> _TASK BRIEF_:
In the listing that follows, count each line where the word "BUILDINGS" appears; write nothing but the count.

Extracted data entries:
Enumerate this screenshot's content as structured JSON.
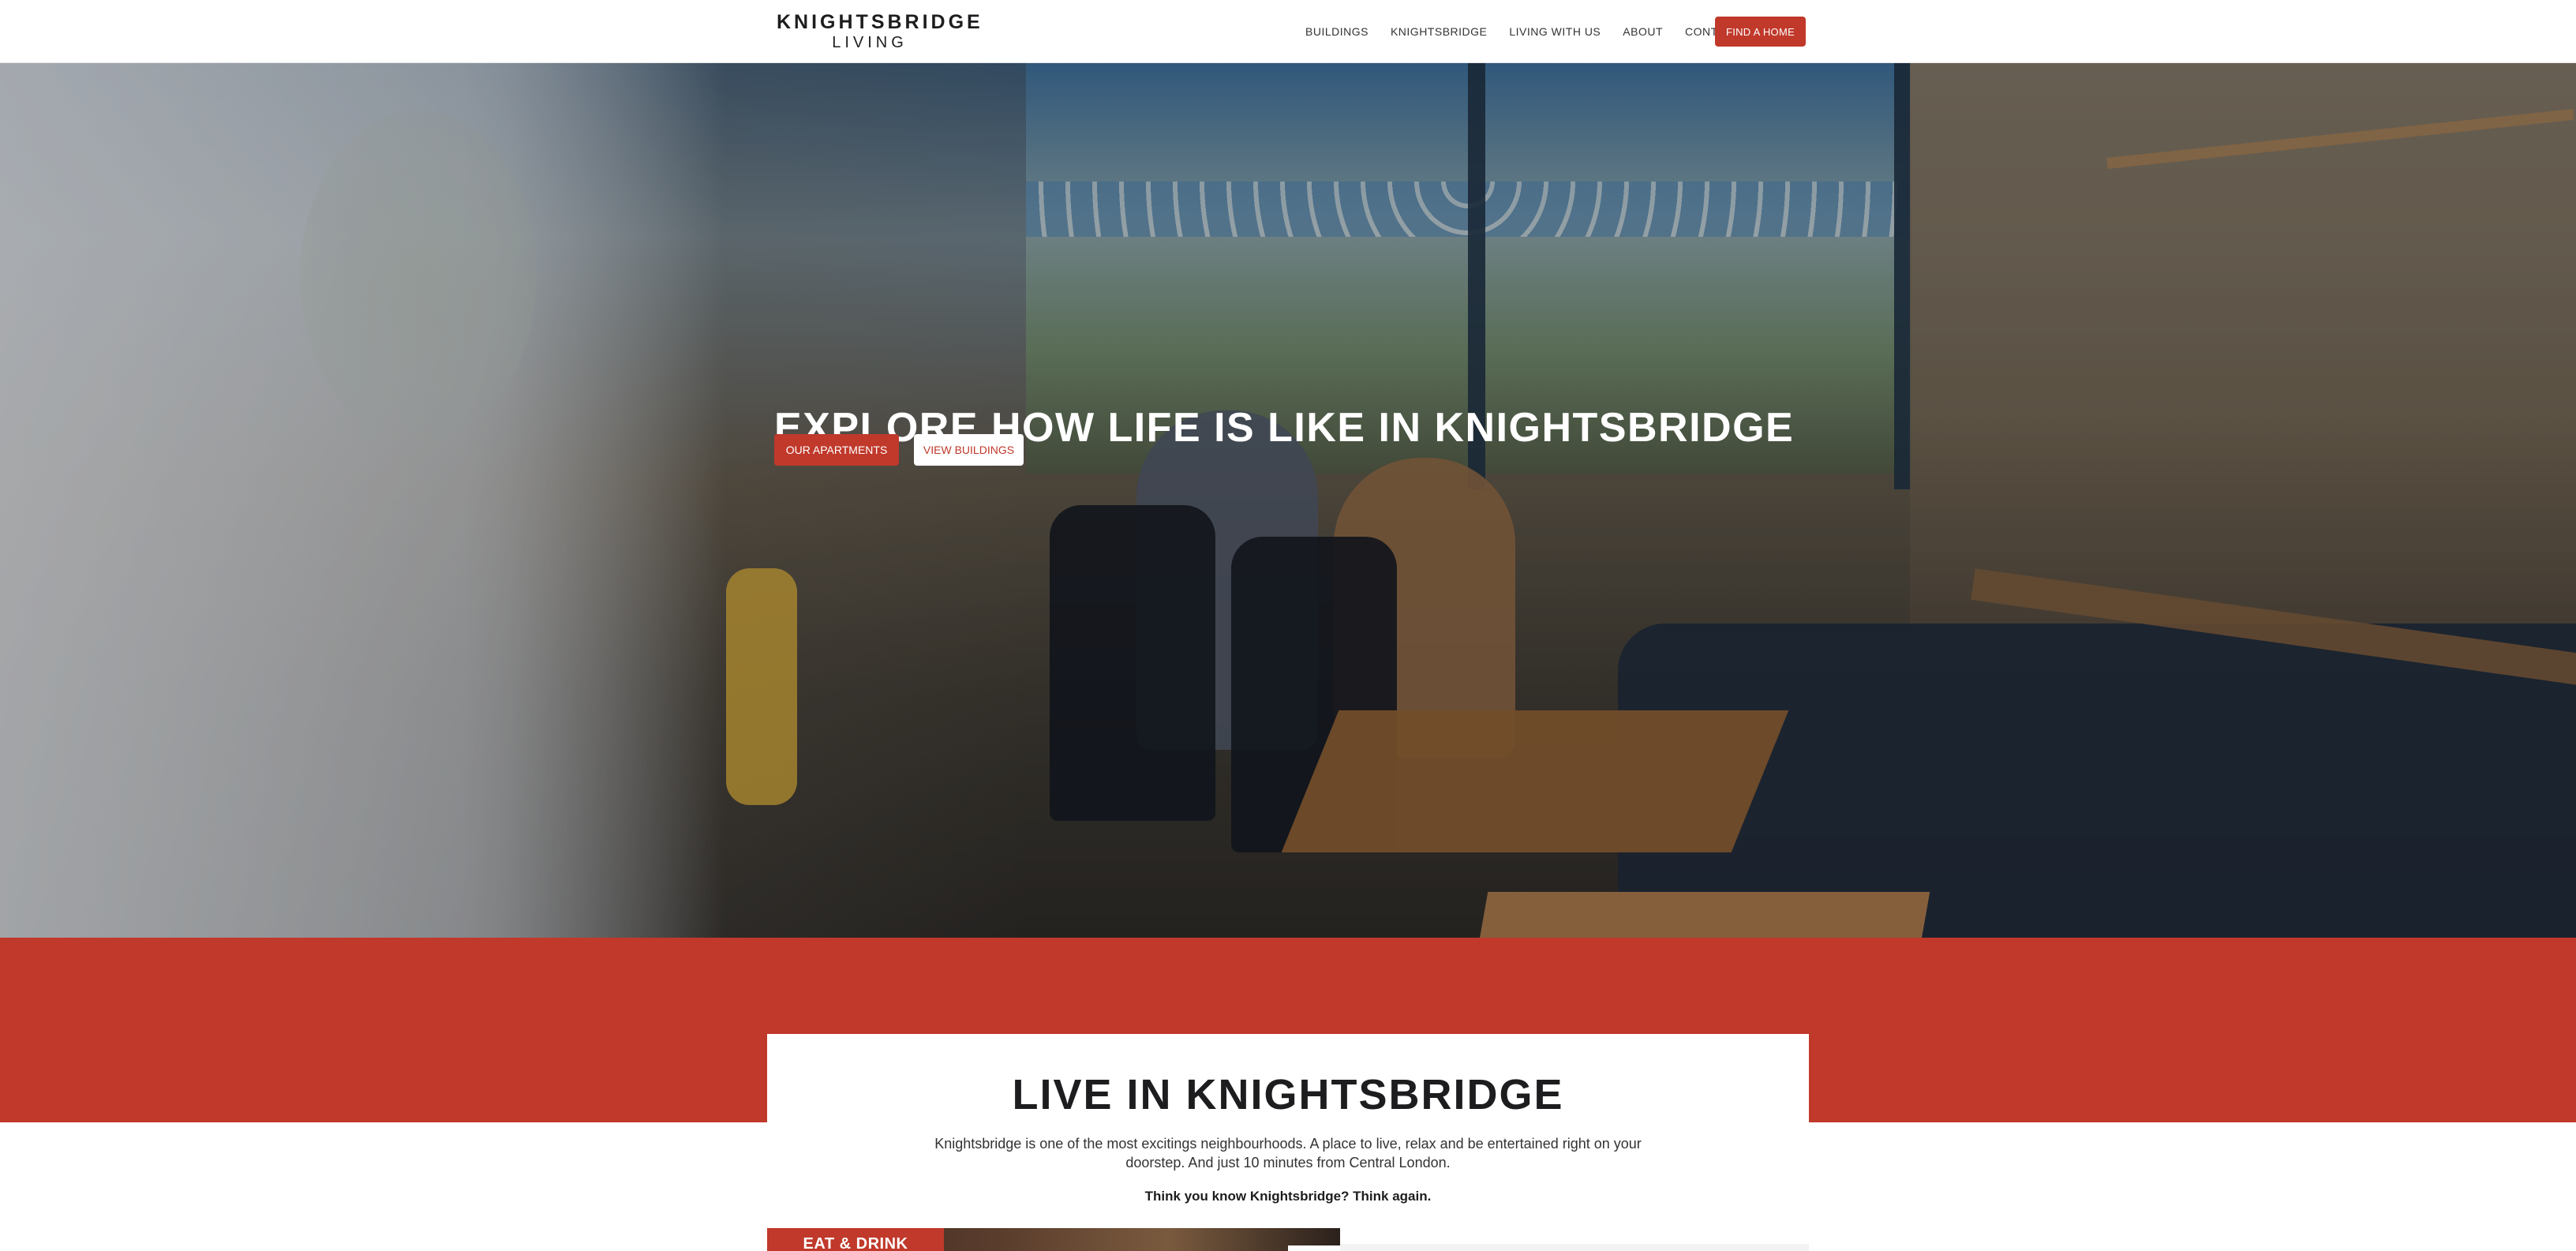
{
  "header": {
    "logo_line1": "KNIGHTSBRIDGE",
    "logo_line2": "LIVING",
    "nav": [
      "BUILDINGS",
      "KNIGHTSBRIDGE",
      "LIVING WITH US",
      "ABOUT",
      "CONTACT"
    ],
    "cta_label": "FIND A HOME"
  },
  "hero": {
    "title": "EXPLORE HOW LIFE IS LIKE IN KNIGHTSBRIDGE",
    "primary_button": "OUR APARTMENTS",
    "secondary_button": "VIEW BUILDINGS"
  },
  "section": {
    "title": "LIVE IN KNIGHTSBRIDGE",
    "text": "Knightsbridge is one of the most excitings neighbourhoods. A place to live, relax and be entertained right on your doorstep. And just 10 minutes from Central London.",
    "strong": "Think you know Knightsbridge? Think again.",
    "tile_label": "EAT & DRINK"
  },
  "colors": {
    "accent": "#c0392b",
    "text": "#1d1d1f",
    "background": "#ffffff"
  }
}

> _SOLUTION FOR THIS EXERCISE_:
2